Look through the material below and count the lines with the string "окно". Report only the count.

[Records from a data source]

──────

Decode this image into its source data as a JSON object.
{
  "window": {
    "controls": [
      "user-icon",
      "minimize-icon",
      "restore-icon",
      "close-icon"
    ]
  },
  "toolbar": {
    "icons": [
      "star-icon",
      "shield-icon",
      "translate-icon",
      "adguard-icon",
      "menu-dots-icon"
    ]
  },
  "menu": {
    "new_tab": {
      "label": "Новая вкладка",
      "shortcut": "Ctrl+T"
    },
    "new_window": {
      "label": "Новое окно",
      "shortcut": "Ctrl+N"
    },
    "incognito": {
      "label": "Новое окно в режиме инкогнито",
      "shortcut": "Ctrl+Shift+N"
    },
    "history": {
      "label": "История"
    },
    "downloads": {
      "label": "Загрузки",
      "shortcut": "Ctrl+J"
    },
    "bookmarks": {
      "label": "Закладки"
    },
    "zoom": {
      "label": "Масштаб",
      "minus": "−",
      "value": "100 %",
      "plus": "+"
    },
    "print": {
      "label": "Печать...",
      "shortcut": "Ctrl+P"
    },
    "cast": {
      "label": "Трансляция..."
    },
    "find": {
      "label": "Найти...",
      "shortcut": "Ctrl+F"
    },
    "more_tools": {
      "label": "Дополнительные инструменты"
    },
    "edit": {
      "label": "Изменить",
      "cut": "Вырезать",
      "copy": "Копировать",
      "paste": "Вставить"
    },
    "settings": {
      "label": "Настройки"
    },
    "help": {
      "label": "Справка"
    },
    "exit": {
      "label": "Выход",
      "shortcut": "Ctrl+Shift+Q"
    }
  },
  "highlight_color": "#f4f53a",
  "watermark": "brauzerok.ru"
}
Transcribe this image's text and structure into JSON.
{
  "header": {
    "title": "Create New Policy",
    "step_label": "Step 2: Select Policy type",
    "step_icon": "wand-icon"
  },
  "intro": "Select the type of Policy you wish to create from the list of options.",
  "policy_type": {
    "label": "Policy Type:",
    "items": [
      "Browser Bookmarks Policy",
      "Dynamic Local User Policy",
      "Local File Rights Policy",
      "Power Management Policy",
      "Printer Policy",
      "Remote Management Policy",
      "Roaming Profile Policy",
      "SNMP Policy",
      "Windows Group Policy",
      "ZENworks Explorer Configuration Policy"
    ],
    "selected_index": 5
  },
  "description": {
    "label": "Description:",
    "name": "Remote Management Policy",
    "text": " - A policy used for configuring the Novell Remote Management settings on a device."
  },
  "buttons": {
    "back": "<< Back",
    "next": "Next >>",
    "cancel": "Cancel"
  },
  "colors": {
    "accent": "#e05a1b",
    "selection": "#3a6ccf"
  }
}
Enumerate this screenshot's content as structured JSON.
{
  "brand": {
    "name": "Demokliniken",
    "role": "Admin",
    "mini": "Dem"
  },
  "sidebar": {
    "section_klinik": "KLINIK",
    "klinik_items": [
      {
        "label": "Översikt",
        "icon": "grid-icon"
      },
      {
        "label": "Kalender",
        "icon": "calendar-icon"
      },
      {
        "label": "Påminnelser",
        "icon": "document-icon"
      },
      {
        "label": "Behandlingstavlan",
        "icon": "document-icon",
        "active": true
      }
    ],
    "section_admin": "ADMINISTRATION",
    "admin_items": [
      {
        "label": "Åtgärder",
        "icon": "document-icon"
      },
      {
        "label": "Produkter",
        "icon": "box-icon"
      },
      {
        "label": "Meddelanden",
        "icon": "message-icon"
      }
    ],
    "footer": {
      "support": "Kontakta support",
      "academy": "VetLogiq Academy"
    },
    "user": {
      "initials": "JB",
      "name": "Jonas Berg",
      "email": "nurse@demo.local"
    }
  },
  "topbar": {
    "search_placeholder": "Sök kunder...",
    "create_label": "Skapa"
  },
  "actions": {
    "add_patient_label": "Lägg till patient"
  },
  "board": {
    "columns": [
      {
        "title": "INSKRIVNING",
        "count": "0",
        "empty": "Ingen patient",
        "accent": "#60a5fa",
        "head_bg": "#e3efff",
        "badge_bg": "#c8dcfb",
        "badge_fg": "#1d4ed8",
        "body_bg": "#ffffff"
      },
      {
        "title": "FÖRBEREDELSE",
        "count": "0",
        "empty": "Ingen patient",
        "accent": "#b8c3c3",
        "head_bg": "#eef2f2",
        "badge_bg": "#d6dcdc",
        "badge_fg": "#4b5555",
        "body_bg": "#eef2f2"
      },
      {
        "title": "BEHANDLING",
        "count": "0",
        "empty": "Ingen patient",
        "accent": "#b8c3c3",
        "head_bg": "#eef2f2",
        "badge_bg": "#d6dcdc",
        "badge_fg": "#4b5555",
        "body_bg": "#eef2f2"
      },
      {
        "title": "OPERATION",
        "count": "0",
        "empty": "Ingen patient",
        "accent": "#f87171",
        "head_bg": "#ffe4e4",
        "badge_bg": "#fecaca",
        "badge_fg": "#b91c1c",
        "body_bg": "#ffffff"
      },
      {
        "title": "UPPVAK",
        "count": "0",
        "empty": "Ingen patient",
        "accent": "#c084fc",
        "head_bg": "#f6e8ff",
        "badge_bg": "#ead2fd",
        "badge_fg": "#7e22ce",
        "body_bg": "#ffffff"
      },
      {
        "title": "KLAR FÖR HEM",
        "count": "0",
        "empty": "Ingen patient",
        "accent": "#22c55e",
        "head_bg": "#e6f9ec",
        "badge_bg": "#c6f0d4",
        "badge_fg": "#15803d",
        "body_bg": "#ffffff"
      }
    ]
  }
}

──────

## Response below
2